**SET PROBLEM:** List all lines of the data that include the string "false".
--- WORKING DATA ---
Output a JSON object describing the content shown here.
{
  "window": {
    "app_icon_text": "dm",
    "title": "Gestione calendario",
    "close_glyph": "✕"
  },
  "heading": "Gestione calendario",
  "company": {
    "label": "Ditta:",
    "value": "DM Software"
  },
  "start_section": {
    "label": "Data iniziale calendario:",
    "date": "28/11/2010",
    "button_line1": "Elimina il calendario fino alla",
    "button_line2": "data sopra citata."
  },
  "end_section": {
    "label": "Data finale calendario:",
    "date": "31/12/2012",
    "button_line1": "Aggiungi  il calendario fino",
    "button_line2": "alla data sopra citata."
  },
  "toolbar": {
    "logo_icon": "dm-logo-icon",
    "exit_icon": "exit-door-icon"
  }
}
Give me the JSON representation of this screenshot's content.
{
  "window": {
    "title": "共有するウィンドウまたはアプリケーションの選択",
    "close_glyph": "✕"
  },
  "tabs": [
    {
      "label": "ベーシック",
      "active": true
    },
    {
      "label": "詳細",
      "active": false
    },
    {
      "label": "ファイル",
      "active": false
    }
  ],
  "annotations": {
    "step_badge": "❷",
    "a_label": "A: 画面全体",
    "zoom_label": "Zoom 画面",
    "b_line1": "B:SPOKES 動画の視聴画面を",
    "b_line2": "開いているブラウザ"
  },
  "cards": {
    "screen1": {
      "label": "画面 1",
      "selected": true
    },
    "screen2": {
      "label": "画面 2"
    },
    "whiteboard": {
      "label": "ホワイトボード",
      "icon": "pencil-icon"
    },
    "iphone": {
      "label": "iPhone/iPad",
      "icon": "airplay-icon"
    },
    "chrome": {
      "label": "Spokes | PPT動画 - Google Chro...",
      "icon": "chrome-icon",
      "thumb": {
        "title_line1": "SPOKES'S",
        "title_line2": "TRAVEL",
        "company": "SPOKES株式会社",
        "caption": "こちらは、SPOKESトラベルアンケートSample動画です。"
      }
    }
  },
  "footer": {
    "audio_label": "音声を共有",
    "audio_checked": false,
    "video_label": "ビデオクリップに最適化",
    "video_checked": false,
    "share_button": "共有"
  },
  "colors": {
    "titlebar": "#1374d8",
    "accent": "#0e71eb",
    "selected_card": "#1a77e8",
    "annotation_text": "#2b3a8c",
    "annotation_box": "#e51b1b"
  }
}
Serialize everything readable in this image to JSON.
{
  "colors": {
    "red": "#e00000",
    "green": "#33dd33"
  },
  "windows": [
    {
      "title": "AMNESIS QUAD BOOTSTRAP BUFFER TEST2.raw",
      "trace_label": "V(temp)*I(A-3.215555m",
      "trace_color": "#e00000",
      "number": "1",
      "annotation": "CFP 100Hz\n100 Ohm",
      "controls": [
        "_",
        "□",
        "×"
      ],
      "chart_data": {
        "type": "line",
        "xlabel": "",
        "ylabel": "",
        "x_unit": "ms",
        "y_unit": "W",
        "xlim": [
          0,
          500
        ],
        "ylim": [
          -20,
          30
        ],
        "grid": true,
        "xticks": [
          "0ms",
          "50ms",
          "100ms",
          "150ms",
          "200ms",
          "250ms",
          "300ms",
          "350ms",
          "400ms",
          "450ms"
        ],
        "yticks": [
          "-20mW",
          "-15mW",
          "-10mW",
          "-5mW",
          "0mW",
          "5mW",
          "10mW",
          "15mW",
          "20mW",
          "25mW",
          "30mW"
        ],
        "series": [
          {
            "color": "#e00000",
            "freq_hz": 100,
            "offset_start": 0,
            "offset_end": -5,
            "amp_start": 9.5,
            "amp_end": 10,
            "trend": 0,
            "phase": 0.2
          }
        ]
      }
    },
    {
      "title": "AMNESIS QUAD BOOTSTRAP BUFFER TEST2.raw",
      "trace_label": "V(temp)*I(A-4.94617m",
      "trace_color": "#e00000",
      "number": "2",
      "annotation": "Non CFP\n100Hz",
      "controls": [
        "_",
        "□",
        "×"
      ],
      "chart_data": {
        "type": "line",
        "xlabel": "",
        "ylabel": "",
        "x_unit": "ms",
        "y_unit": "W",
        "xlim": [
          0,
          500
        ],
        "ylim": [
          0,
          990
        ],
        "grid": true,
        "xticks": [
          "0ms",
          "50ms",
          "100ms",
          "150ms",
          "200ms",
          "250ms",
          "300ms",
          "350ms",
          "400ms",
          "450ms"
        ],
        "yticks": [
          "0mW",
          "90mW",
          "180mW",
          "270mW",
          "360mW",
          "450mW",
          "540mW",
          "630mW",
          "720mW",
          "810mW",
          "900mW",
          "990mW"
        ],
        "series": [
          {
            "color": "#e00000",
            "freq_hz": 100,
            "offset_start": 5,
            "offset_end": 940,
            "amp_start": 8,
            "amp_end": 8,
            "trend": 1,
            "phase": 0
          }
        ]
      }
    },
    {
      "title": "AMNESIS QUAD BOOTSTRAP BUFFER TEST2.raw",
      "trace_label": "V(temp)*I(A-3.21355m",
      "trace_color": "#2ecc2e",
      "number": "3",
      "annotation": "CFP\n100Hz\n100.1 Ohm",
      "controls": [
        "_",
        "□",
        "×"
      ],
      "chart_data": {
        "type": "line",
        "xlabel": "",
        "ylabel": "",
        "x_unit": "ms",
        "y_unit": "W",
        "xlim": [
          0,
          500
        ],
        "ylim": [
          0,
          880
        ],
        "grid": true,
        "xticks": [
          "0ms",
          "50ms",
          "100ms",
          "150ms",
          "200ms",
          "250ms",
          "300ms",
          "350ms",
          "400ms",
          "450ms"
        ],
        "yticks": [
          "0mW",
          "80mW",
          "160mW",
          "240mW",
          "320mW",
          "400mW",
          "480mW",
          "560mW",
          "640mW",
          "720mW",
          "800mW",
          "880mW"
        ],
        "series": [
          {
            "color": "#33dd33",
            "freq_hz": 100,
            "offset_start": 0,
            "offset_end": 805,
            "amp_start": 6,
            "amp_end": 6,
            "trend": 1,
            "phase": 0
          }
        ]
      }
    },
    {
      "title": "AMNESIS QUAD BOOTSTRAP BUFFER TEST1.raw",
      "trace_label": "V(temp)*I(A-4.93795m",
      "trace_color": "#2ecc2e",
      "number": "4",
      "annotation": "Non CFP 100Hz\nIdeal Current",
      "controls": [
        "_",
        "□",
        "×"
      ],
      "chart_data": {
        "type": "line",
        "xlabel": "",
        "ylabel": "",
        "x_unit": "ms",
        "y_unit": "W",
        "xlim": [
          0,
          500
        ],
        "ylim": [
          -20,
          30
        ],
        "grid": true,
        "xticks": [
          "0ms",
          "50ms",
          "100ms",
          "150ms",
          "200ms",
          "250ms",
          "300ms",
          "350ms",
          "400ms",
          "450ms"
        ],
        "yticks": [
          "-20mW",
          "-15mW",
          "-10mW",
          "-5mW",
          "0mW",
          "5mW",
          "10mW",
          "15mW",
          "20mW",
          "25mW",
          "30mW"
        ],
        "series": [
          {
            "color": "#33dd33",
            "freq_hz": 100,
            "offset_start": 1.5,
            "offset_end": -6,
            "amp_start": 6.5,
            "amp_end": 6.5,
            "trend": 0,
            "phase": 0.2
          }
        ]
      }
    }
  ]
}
---
**ANSWER FOR THIS EXERCISE:**
      "active": false
      "active": false
    "audio_checked": false,
    "video_checked": false,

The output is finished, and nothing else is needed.